● **Exercise inputs**
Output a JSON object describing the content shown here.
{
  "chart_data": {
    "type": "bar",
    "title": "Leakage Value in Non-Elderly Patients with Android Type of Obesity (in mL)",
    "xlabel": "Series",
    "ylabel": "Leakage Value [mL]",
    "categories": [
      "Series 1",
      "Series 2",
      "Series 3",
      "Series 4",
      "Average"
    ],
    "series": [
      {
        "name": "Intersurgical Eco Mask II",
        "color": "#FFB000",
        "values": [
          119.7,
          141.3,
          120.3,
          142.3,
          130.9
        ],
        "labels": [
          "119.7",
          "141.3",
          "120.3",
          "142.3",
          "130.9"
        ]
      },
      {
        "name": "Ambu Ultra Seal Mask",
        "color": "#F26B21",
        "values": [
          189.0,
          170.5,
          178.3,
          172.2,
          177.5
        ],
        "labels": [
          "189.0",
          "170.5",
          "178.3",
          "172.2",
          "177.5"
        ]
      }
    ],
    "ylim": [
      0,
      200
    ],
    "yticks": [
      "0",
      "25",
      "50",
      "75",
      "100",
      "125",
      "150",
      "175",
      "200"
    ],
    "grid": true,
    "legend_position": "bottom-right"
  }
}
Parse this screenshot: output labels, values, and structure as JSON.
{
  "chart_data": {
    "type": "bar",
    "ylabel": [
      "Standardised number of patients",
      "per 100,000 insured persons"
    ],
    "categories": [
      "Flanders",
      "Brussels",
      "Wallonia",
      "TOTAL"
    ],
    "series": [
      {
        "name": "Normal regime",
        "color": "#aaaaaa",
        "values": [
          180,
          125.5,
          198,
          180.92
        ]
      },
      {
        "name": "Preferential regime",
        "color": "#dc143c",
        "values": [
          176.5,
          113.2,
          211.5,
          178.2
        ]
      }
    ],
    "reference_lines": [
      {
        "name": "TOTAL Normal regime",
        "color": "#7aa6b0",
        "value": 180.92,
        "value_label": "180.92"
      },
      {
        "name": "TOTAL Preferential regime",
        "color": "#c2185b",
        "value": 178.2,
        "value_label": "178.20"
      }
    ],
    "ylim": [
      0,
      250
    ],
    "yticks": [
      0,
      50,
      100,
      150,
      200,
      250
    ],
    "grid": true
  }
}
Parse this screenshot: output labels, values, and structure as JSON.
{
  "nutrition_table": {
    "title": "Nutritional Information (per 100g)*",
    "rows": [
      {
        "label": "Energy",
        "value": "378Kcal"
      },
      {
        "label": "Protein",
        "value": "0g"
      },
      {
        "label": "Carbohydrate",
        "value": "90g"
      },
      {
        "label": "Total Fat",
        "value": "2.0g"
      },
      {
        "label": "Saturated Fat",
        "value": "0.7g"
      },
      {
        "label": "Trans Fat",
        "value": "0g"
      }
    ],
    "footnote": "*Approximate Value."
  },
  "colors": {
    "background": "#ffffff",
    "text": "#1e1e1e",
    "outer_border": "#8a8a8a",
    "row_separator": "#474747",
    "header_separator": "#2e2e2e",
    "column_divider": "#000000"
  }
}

● **Task instructions**
Copy the records above, keeping every word the same.

● **Output for this exercise**
Output a JSON object describing the content shown here.
{
  "chart_data": {
    "type": "bar",
    "title": "Leakage Value in Non-Elderly Patients with Android Type of Obesity (in mL)",
    "xlabel": "Series",
    "ylabel": "Leakage Value [mL]",
    "categories": [
      "Series 1",
      "Series 2",
      "Series 3",
      "Series 4",
      "Average"
    ],
    "series": [
      {
        "name": "Intersurgical Eco Mask II",
        "color": "#FFB000",
        "values": [
          119.7,
          141.3,
          120.3,
          142.3,
          130.9
        ],
        "labels": [
          "119.7",
          "141.3",
          "120.3",
          "142.3",
          "130.9"
        ]
      },
      {
        "name": "Ambu Ultra Seal Mask",
        "color": "#F26B21",
        "values": [
          189.0,
          170.5,
          178.3,
          172.2,
          177.5
        ],
        "labels": [
          "189.0",
          "170.5",
          "178.3",
          "172.2",
          "177.5"
        ]
      }
    ],
    "ylim": [
      0,
      200
    ],
    "yticks": [
      "0",
      "25",
      "50",
      "75",
      "100",
      "125",
      "150",
      "175",
      "200"
    ],
    "grid": true,
    "legend_position": "bottom-right"
  }
}
Parse this screenshot: output labels, values, and structure as JSON.
{
  "chart_data": {
    "type": "bar",
    "ylabel": [
      "Standardised number of patients",
      "per 100,000 insured persons"
    ],
    "categories": [
      "Flanders",
      "Brussels",
      "Wallonia",
      "TOTAL"
    ],
    "series": [
      {
        "name": "Normal regime",
        "color": "#aaaaaa",
        "values": [
          180,
          125.5,
          198,
          180.92
        ]
      },
      {
        "name": "Preferential regime",
        "color": "#dc143c",
        "values": [
          176.5,
          113.2,
          211.5,
          178.2
        ]
      }
    ],
    "reference_lines": [
      {
        "name": "TOTAL Normal regime",
        "color": "#7aa6b0",
        "value": 180.92,
        "value_label": "180.92"
      },
      {
        "name": "TOTAL Preferential regime",
        "color": "#c2185b",
        "value": 178.2,
        "value_label": "178.20"
      }
    ],
    "ylim": [
      0,
      250
    ],
    "yticks": [
      0,
      50,
      100,
      150,
      200,
      250
    ],
    "grid": true
  }
}
Parse this screenshot: output labels, values, and structure as JSON.
{
  "nutrition_table": {
    "title": "Nutritional Information (per 100g)*",
    "rows": [
      {
        "label": "Energy",
        "value": "378Kcal"
      },
      {
        "label": "Protein",
        "value": "0g"
      },
      {
        "label": "Carbohydrate",
        "value": "90g"
      },
      {
        "label": "Total Fat",
        "value": "2.0g"
      },
      {
        "label": "Saturated Fat",
        "value": "0.7g"
      },
      {
        "label": "Trans Fat",
        "value": "0g"
      }
    ],
    "footnote": "*Approximate Value."
  },
  "colors": {
    "background": "#ffffff",
    "text": "#1e1e1e",
    "outer_border": "#8a8a8a",
    "row_separator": "#474747",
    "header_separator": "#2e2e2e",
    "column_divider": "#000000"
  }
}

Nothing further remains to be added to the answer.